Short problem: Pull out each line of the data that includes the word "para".

----- Input rows

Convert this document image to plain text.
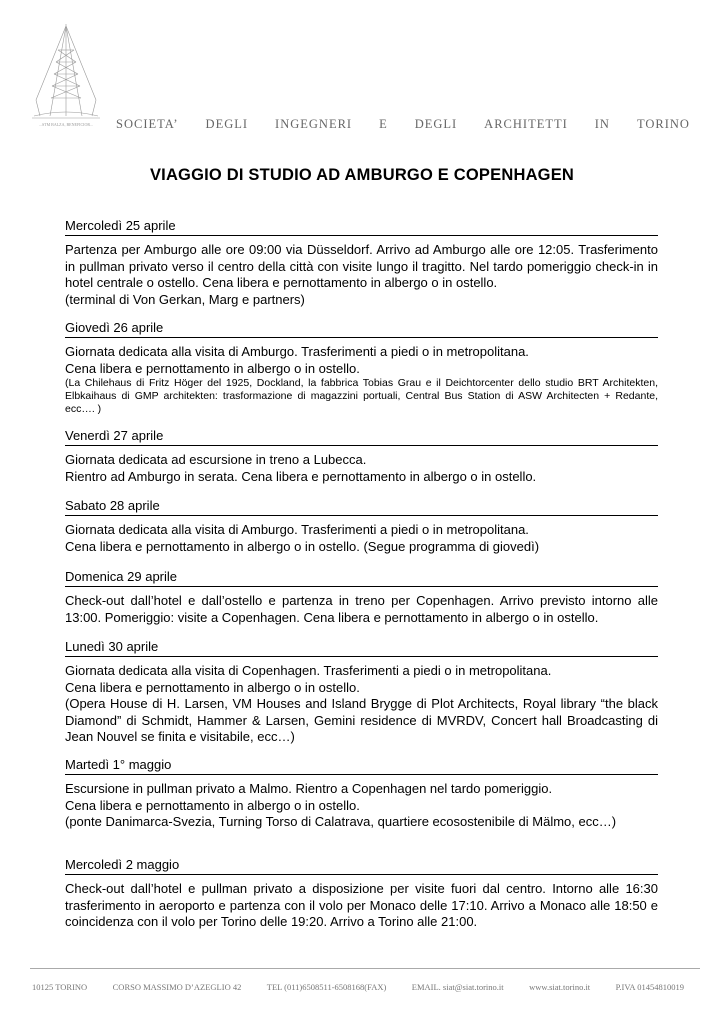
...STM BALZA, BENEFICIOR... SOCIETA’ DEGLI INGEGNERI E DEGLI ARCHITETTI IN TORINO
VIAGGIO DI STUDIO AD AMBURGO E COPENHAGEN
Mercoledì 25 aprile

Partenza per Amburgo alle ore 09:00 via Düsseldorf. Arrivo ad Amburgo alle ore 12:05. Trasferimento in pullman privato verso il centro della città con visite lungo il tragitto. Nel tardo pomeriggio check-in in hotel centrale o ostello. Cena libera e pernottamento in albergo o in ostello.

(terminal di Von Gerkan, Marg e partners)

Giovedì 26 aprile

Giornata dedicata alla visita di Amburgo. Trasferimenti a piedi o in metropolitana.

Cena libera e pernottamento in albergo o in ostello.

(La Chilehaus di Fritz Höger del 1925, Dockland, la fabbrica Tobias Grau e il Deichtorcenter dello studio BRT Architekten, Elbkaihaus di GMP architekten: trasformazione di magazzini portuali, Central Bus Station di ASW Architecten + Redante, ecc…. )

Venerdì 27 aprile

Giornata dedicata ad escursione in treno a Lubecca.

Rientro ad Amburgo in serata. Cena libera e pernottamento in albergo o in ostello.

Sabato 28 aprile

Giornata dedicata alla visita di Amburgo. Trasferimenti a piedi o in metropolitana.

Cena libera e pernottamento in albergo o in ostello. (Segue programma di giovedì)

Domenica 29 aprile

Check-out dall’hotel e dall’ostello e partenza in treno per Copenhagen. Arrivo previsto intorno alle 13:00. Pomeriggio: visite a Copenhagen. Cena libera e pernottamento in albergo o in ostello.

Lunedì 30 aprile

Giornata dedicata alla visita di Copenhagen. Trasferimenti a piedi o in metropolitana.

Cena libera e pernottamento in albergo o in ostello.

(Opera House di H. Larsen, VM Houses and Island Brygge di Plot Architects, Royal library “the black Diamond” di Schmidt, Hammer & Larsen, Gemini residence di MVRDV, Concert hall Broadcasting di Jean Nouvel se finita e visitabile, ecc…)

Martedì 1° maggio

Escursione in pullman privato a Malmo. Rientro a Copenhagen nel tardo pomeriggio.

Cena libera e pernottamento in albergo o in ostello.

(ponte Danimarca-Svezia, Turning Torso di Calatrava, quartiere ecosostenibile di Mälmo, ecc…)

Mercoledì 2 maggio

Check-out dall’hotel e pullman privato a disposizione per visite fuori dal centro. Intorno alle 16:30 trasferimento in aeroporto e partenza con il volo per Monaco delle 17:10. Arrivo a Monaco alle 18:50 e coincidenza con il volo per Torino delle 19:20. Arrivo a Torino alle 21:00.

10125 TORINO	CORSO MASSIMO D’AZEGLIO 42	TEL (011)6508511-6508168(FAX)	EMAIL. siat@siat.torino.it	www.siat.torino.it	P.IVA 01454810019
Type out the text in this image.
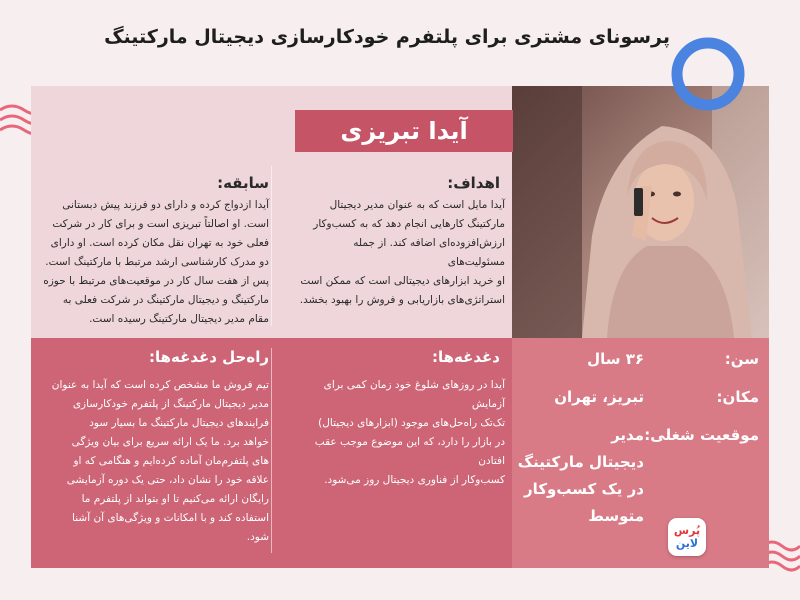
پرسونای مشتری برای پلتفرم خودکارسازی دیجیتال مارکتینگ
آیدا تبریزی
اهداف:
آیدا مایل است که به عنوان مدیر دیجیتال
مارکتینگ کارهایی انجام دهد که به کسب‌وکار
ارزش‌افزوده‌ای اضافه کند. از جمله مسئولیت‌های
او خرید ابزارهای دیجیتالی است که ممکن است
استراتژی‌های بازاریابی و فروش را بهبود بخشد.
سابقه:
آیدا ازدواج کرده و دارای دو فرزند پیش دبستانی
است. او اصالتاً تبریزی است و برای کار در شرکت
فعلی خود به تهران نقل مکان کرده است. او دارای
دو مدرک کارشناسی ارشد مرتبط با مارکتینگ است.
پس از هفت سال کار در موقعیت‌های مرتبط با حوزه
مارکتینگ و دیجیتال مارکتینگ در شرکت فعلی به
مقام مدیر دیجیتال مارکتینگ رسیده است.
دغدغه‌ها:
آیدا در روزهای شلوغ خود زمان کمی برای آزمایش
تک‌تک راه‌حل‌های موجود (ابزارهای دیجیتال)
در بازار را دارد، که این موضوع موجب عقب افتادن
کسب‌وکار از فناوری دیجیتال روز می‌شود.
راه‌حل دغدغه‌ها:
تیم فروش ما مشخص کرده است که آیدا به عنوان
مدیر دیجیتال مارکتینگ از پلتفرم خودکارسازی
فرایندهای دیجیتال مارکتینگ ما بسیار سود
خواهد برد. ما یک ارائه سریع برای بیان ویژگی
های پلتفرم‌مان آماده کرده‌ایم و هنگامی که او
علاقه خود را نشان داد، حتی یک دوره آزمایشی
رایگان ارائه می‌کنیم تا او بتواند از پلتفرم ما
استفاده کند و با امکانات و ویژگی‌های آن آشنا
شود.
سن:
۳۶ سال
مکان:
تبریز، تهران
موقعیت شغلی:
مدیر
دیجیتال مارکتینگ
در یک کسب‌وکار
متوسط
پُرس
لاین
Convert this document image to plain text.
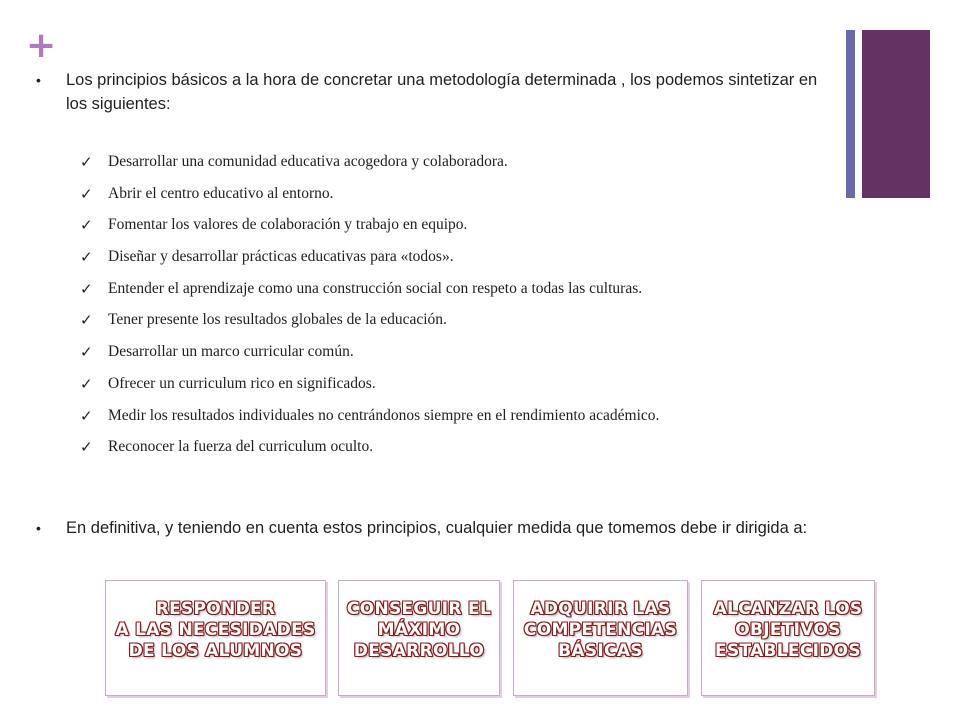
+
• Los principios básicos a la hora de concretar una metodología determinada , los podemos sintetizar en los siguientes:
✓ Desarrollar una comunidad educativa acogedora y colaboradora.
✓ Abrir el centro educativo al entorno.
✓ Fomentar los valores de colaboración y trabajo en equipo.
✓ Diseñar y desarrollar prácticas educativas para «todos».
✓ Entender el aprendizaje como una construcción social con respeto a todas las culturas.
✓ Tener presente los resultados globales de la educación.
✓ Desarrollar un marco curricular común.
✓ Ofrecer un curriculum rico en significados.
✓ Medir los resultados individuales no centrándonos siempre en el rendimiento académico.
✓ Reconocer la fuerza del curriculum oculto.
• En definitiva, y teniendo en cuenta estos principios, cualquier medida que tomemos debe ir dirigida a:
RESPONDER
A LAS NECESIDADES
DE LOS ALUMNOS
CONSEGUIR EL
MÁXIMO
DESARROLLO
ADQUIRIR LAS
COMPETENCIAS
BÁSICAS
ALCANZAR LOS
OBJETIVOS
ESTABLECIDOS
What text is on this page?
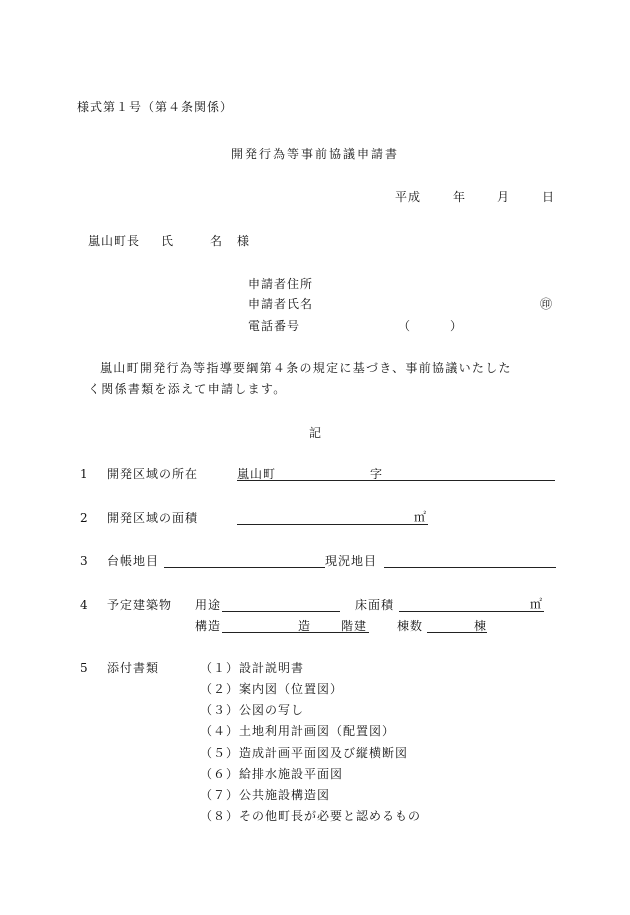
様式第１号（第４条関係）
開発行為等事前協議申請書
平成	年	月	日
嵐山町長 氏	名 様
申請者住所
申請者氏名	㊞
電話番号	（	）
嵐山町開発行為等指導要綱第４条の規定に基づき、事前協議いたした
く関係書類を添えて申請します。
記
1 開発区域の所在	嵐山町	字
2 開発区域の面積	㎡
3 台帳地目	現況地目
4 予定建築物 用途	床面積	㎡
構造	造 階建 棟数	棟
5 添付書類	（１）設計説明書
（２）案内図（位置図）
（３）公図の写し
（４）土地利用計画図（配置図）
（５）造成計画平面図及び縦横断図
（６）給排水施設平面図
（７）公共施設構造図
（８）その他町長が必要と認めるもの
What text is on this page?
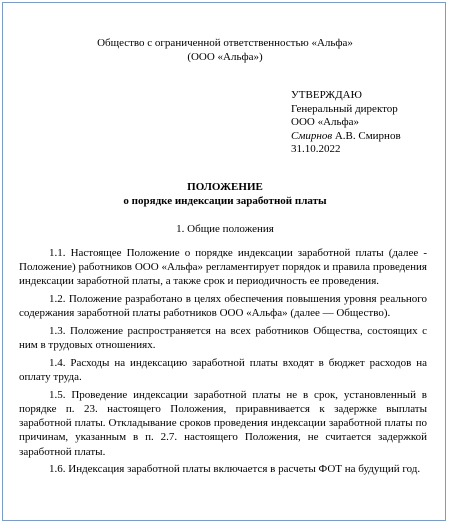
Общество с ограниченной ответственностью «Альфа»
(ООО «Альфа»)
УТВЕРЖДАЮ
Генеральный директор
ООО «Альфа»
Смирнов А.В. Смирнов
31.10.2022
ПОЛОЖЕНИЕ
о порядке индексации заработной платы
1. Общие положения

1.1. Настоящее Положение о порядке индексации заработной платы (далее - Положение) работников ООО «Альфа» регламентирует порядок и правила проведения индексации заработной платы, а также срок и периодичность ее проведения.

1.2. Положение разработано в целях обеспечения повышения уровня реального содержания заработной платы работников ООО «Альфа» (далее — Общество).

1.3. Положение распространяется на всех работников Общества, состоящих с ним в трудовых отношениях.

1.4. Расходы на индексацию заработной платы входят в бюджет расходов на оплату труда.

1.5. Проведение индексации заработной платы не в срок, установленный в порядке п. 23. настоящего Положения, приравнивается к задержке выплаты заработной платы. Откладывание сроков проведения индексации заработной платы по причинам, указанным в п. 2.7. настоящего Положения, не считается задержкой заработной платы.

1.6. Индексация заработной платы включается в расчеты ФОТ на будущий год.
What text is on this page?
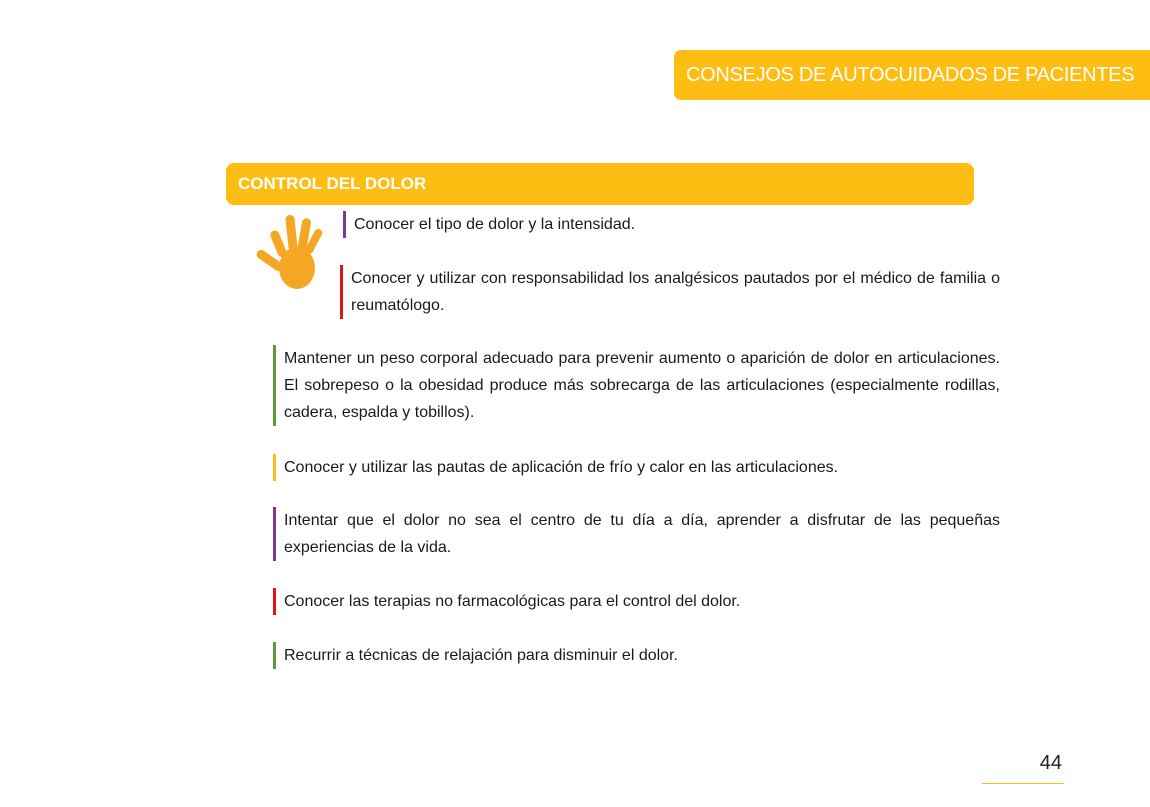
CONSEJOS DE AUTOCUIDADOS DE PACIENTES
CONTROL DEL DOLOR
Conocer el tipo de dolor y la intensidad.
Conocer y utilizar con responsabilidad los analgésicos pautados por el médico de familia o reumatólogo.
Mantener un peso corporal adecuado para prevenir aumento o aparición de dolor en articulaciones. El sobrepeso o la obesidad produce más sobrecarga de las articulaciones (especialmente rodillas, cadera, espalda y tobillos).
Conocer y utilizar las pautas de aplicación de frío y calor en las articulaciones.
Intentar que el dolor no sea el centro de tu día a día, aprender a disfrutar de las pequeñas experiencias de la vida.
Conocer las terapias no farmacológicas para el control del dolor.
Recurrir a técnicas de relajación para disminuir el dolor.
44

----------

Correct response:
✓ Diseñar y desarrollar prácticas educativas para «todos».
Mantener un peso corporal adecuado para prevenir aumento o aparición de dolor en articulaciones. El sobrepeso o la obesidad produce más sobrecarga de las articulaciones (especialmente rodillas, cadera, espalda y tobillos).
Conocer las terapias no farmacológicas para el control del dolor.
Recurrir a técnicas de relajación para disminuir el dolor.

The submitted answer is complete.